THE EXERCISE
Return the entries below line for line and unchanged, leaving out the pictures.

— Begin GIVEN RECORDS —

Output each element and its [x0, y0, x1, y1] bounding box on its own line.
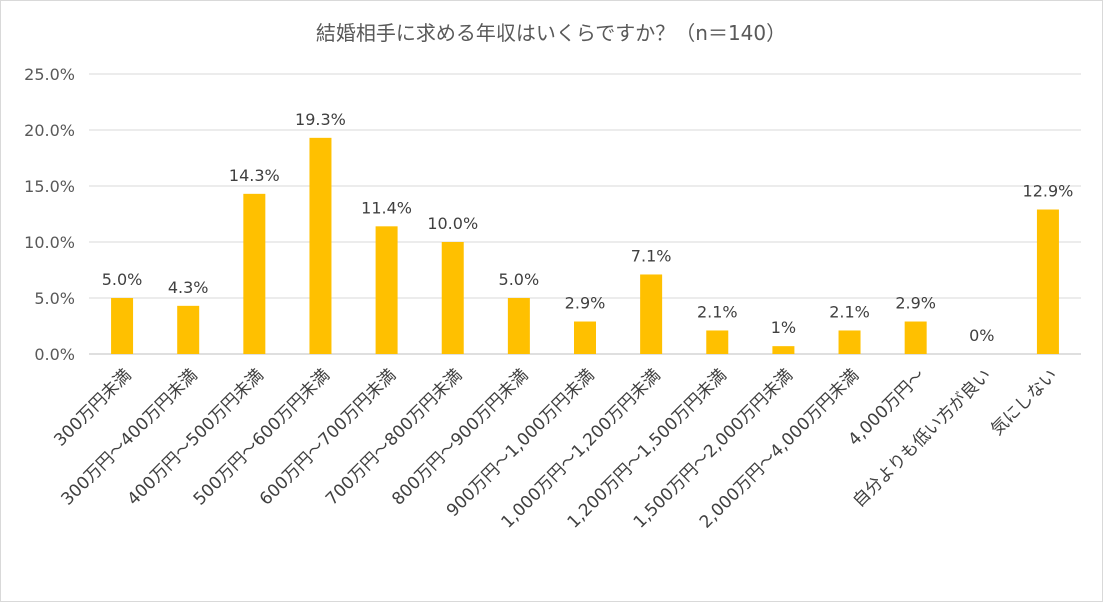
data-label: 1%: [771, 318, 796, 337]
x-tick-label: 気にしない: [987, 365, 1061, 439]
x-tick-label: 500万円～600万円未満: [190, 365, 334, 509]
y-tick-label: 20.0%: [24, 121, 75, 140]
y-tick-label: 10.0%: [24, 233, 75, 252]
data-label: 4.3%: [168, 278, 209, 297]
x-tick-label: 800万円～900万円未満: [388, 365, 532, 509]
bar: [706, 330, 729, 354]
data-label: 2.1%: [829, 302, 870, 321]
bar: [640, 274, 663, 354]
y-tick-label: 5.0%: [34, 289, 75, 308]
data-label: 5.0%: [499, 270, 540, 289]
bar: [1036, 209, 1059, 354]
x-tick-label: 300万円～400万円未満: [58, 365, 202, 509]
y-tick-label: 15.0%: [24, 177, 75, 196]
bars: [111, 137, 1059, 354]
chart-title: 結婚相手に求める年収はいくらですか？（n＝140）: [316, 21, 786, 45]
x-tick-label: 600万円～700万円未満: [256, 365, 400, 509]
y-tick-label: 0.0%: [34, 345, 75, 364]
data-label: 7.1%: [631, 246, 672, 265]
bar: [772, 346, 795, 354]
x-axis-ticks: 300万円未満300万円～400万円未満400万円～500万円未満500万円～6…: [50, 365, 1061, 532]
data-label: 12.9%: [1023, 182, 1074, 201]
data-label: 5.0%: [102, 270, 143, 289]
bar: [111, 298, 134, 354]
bar: [243, 193, 266, 354]
data-label: 10.0%: [427, 214, 478, 233]
x-tick-label: 400万円～500万円未満: [124, 365, 268, 509]
data-label: 2.9%: [565, 294, 606, 313]
data-label: 14.3%: [229, 166, 280, 185]
data-label: 0%: [969, 326, 994, 345]
y-tick-label: 25.0%: [24, 65, 75, 84]
data-label: 11.4%: [361, 198, 412, 217]
bar: [574, 321, 596, 354]
data-label: 2.1%: [697, 302, 738, 321]
data-labels: 5.0% 4.3% 14.3% 19.3% 11.4% 10.0% 5.0% 2.9% 7.1%…: [102, 110, 1074, 345]
bar: [375, 226, 398, 354]
y-axis-ticks: 0.0% 5.0% 10.0% 15.0% 20.0% 25.0%: [24, 65, 75, 364]
bar: [177, 305, 200, 354]
bar: [507, 298, 530, 354]
data-label: 2.9%: [895, 294, 936, 313]
bar: [838, 330, 861, 354]
data-label: 19.3%: [295, 110, 346, 129]
bar: [904, 321, 927, 354]
x-tick-label: 700万円～800万円未満: [322, 365, 466, 509]
x-tick-label: 自分よりも低い方が良い: [849, 365, 995, 511]
bar: [309, 137, 332, 354]
bar: [441, 242, 464, 354]
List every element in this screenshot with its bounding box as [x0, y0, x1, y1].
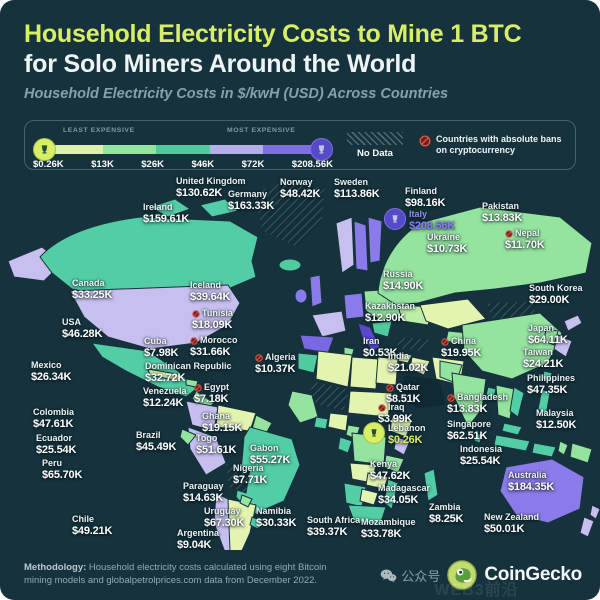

— End GIVEN RECORDS —

SOLUTION
Output each element and its [x0, y0, x1, y1] bounding box on its own line.
data-label: 1%: [771, 318, 796, 337]
x-tick-label: 気にしない: [987, 365, 1061, 439]
x-tick-label: 500万円～600万円未満: [190, 365, 334, 509]
y-tick-label: 20.0%: [24, 121, 75, 140]
y-tick-label: 10.0%: [24, 233, 75, 252]
data-label: 4.3%: [168, 278, 209, 297]
x-tick-label: 800万円～900万円未満: [388, 365, 532, 509]
bar: [706, 330, 729, 354]
data-label: 2.1%: [829, 302, 870, 321]
bar: [640, 274, 663, 354]
y-tick-label: 5.0%: [34, 289, 75, 308]
data-label: 5.0%: [499, 270, 540, 289]
bar: [1036, 209, 1059, 354]
x-tick-label: 300万円～400万円未満: [58, 365, 202, 509]
y-tick-label: 15.0%: [24, 177, 75, 196]
bars: [111, 137, 1059, 354]
chart-title: 結婚相手に求める年収はいくらですか？（n＝140）: [316, 21, 786, 45]
x-tick-label: 600万円～700万円未満: [256, 365, 400, 509]
y-tick-label: 0.0%: [34, 345, 75, 364]
data-label: 7.1%: [631, 246, 672, 265]
bar: [772, 346, 795, 354]
x-axis-ticks: 300万円未満300万円～400万円未満400万円～500万円未満500万円～6…: [50, 365, 1061, 532]
data-label: 12.9%: [1023, 182, 1074, 201]
data-label: 5.0%: [102, 270, 143, 289]
bar: [111, 298, 134, 354]
bar: [243, 193, 266, 354]
data-label: 10.0%: [427, 214, 478, 233]
x-tick-label: 400万円～500万円未満: [124, 365, 268, 509]
data-label: 2.9%: [565, 294, 606, 313]
data-label: 14.3%: [229, 166, 280, 185]
data-label: 0%: [969, 326, 994, 345]
y-tick-label: 25.0%: [24, 65, 75, 84]
data-label: 11.4%: [361, 198, 412, 217]
bar: [574, 321, 596, 354]
data-label: 2.1%: [697, 302, 738, 321]
data-labels: 5.0% 4.3% 14.3% 19.3% 11.4% 10.0% 5.0% 2.9% 7.1%…: [102, 110, 1074, 345]
bar: [375, 226, 398, 354]
y-axis-ticks: 0.0% 5.0% 10.0% 15.0% 20.0% 25.0%: [24, 65, 75, 364]
bar: [177, 305, 200, 354]
bar: [507, 298, 530, 354]
data-label: 2.9%: [895, 294, 936, 313]
bar: [838, 330, 861, 354]
data-label: 19.3%: [295, 110, 346, 129]
bar: [904, 321, 927, 354]
x-tick-label: 700万円～800万円未満: [322, 365, 466, 509]
x-tick-label: 自分よりも低い方が良い: [849, 365, 995, 511]
bar: [309, 137, 332, 354]
bar: [441, 242, 464, 354]
List every element in this screenshot with its bounding box as [x0, y0, x1, y1].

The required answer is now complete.